-- START Extracted material --
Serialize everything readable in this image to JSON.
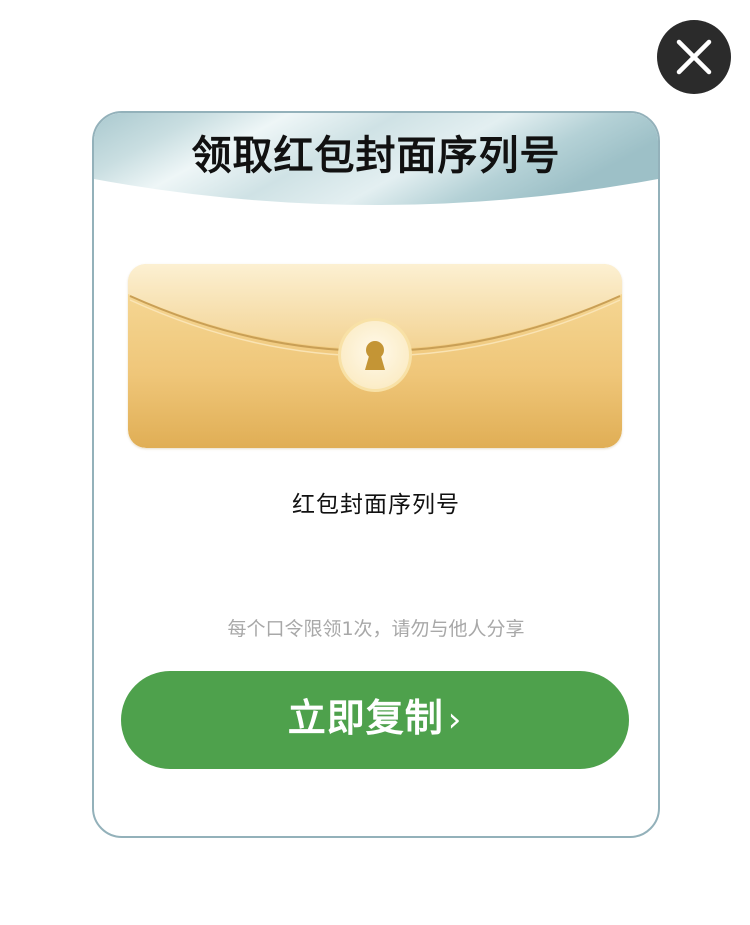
{
  "dialog": {
    "title": "领取红包封面序列号",
    "serial_label": "红包封面序列号",
    "hint": "每个口令限领1次，请勿与他人分享",
    "copy_button": "立即复制",
    "copy_button_chevron": "›"
  },
  "icons": {
    "close": "close-icon",
    "envelope": "envelope-illustration",
    "lock": "keyhole-icon"
  },
  "colors": {
    "button_green": "#4ea14c",
    "card_border": "#93b1ba",
    "envelope_gold": "#e8b862",
    "close_bg": "#2b2b2b"
  }
}
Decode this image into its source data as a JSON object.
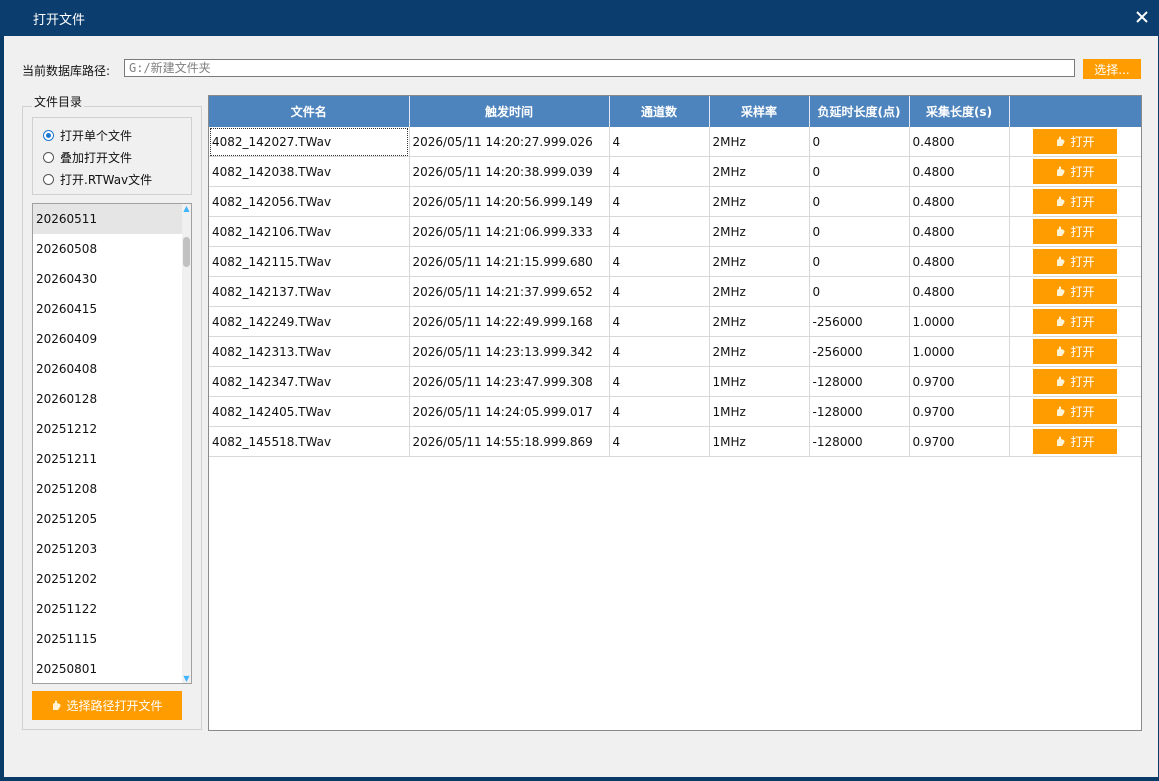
{
  "window": {
    "title": "打开文件"
  },
  "path": {
    "label": "当前数据库路径:",
    "value": "G:/新建文件夹",
    "choose_label": "选择..."
  },
  "directory": {
    "title": "文件目录",
    "options": [
      "打开单个文件",
      "叠加打开文件",
      "打开.RTWav文件"
    ],
    "selected_option": 0,
    "dates": [
      "20260511",
      "20260508",
      "20260430",
      "20260415",
      "20260409",
      "20260408",
      "20260128",
      "20251212",
      "20251211",
      "20251208",
      "20251205",
      "20251203",
      "20251202",
      "20251122",
      "20251115",
      "20250801"
    ],
    "selected_date": "20260511",
    "open_path_label": "选择路径打开文件"
  },
  "table": {
    "columns": [
      "文件名",
      "触发时间",
      "通道数",
      "采样率",
      "负延时长度(点)",
      "采集长度(s)",
      ""
    ],
    "open_label": "打开",
    "header_color": "#4e84be",
    "button_color": "#ff9c00",
    "rows": [
      [
        "4082_142027.TWav",
        "2026/05/11 14:20:27.999.026",
        "4",
        "2MHz",
        "0",
        "0.4800"
      ],
      [
        "4082_142038.TWav",
        "2026/05/11 14:20:38.999.039",
        "4",
        "2MHz",
        "0",
        "0.4800"
      ],
      [
        "4082_142056.TWav",
        "2026/05/11 14:20:56.999.149",
        "4",
        "2MHz",
        "0",
        "0.4800"
      ],
      [
        "4082_142106.TWav",
        "2026/05/11 14:21:06.999.333",
        "4",
        "2MHz",
        "0",
        "0.4800"
      ],
      [
        "4082_142115.TWav",
        "2026/05/11 14:21:15.999.680",
        "4",
        "2MHz",
        "0",
        "0.4800"
      ],
      [
        "4082_142137.TWav",
        "2026/05/11 14:21:37.999.652",
        "4",
        "2MHz",
        "0",
        "0.4800"
      ],
      [
        "4082_142249.TWav",
        "2026/05/11 14:22:49.999.168",
        "4",
        "2MHz",
        "-256000",
        "1.0000"
      ],
      [
        "4082_142313.TWav",
        "2026/05/11 14:23:13.999.342",
        "4",
        "2MHz",
        "-256000",
        "1.0000"
      ],
      [
        "4082_142347.TWav",
        "2026/05/11 14:23:47.999.308",
        "4",
        "1MHz",
        "-128000",
        "0.9700"
      ],
      [
        "4082_142405.TWav",
        "2026/05/11 14:24:05.999.017",
        "4",
        "1MHz",
        "-128000",
        "0.9700"
      ],
      [
        "4082_145518.TWav",
        "2026/05/11 14:55:18.999.869",
        "4",
        "1MHz",
        "-128000",
        "0.9700"
      ]
    ]
  }
}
-- END Extracted material --
_Problem requirements_:
Copy each line of the records that contains the word "JSON".

_Complete response_:
Serialize everything readable in this image to JSON.
Decode this image into its source data as a JSON object.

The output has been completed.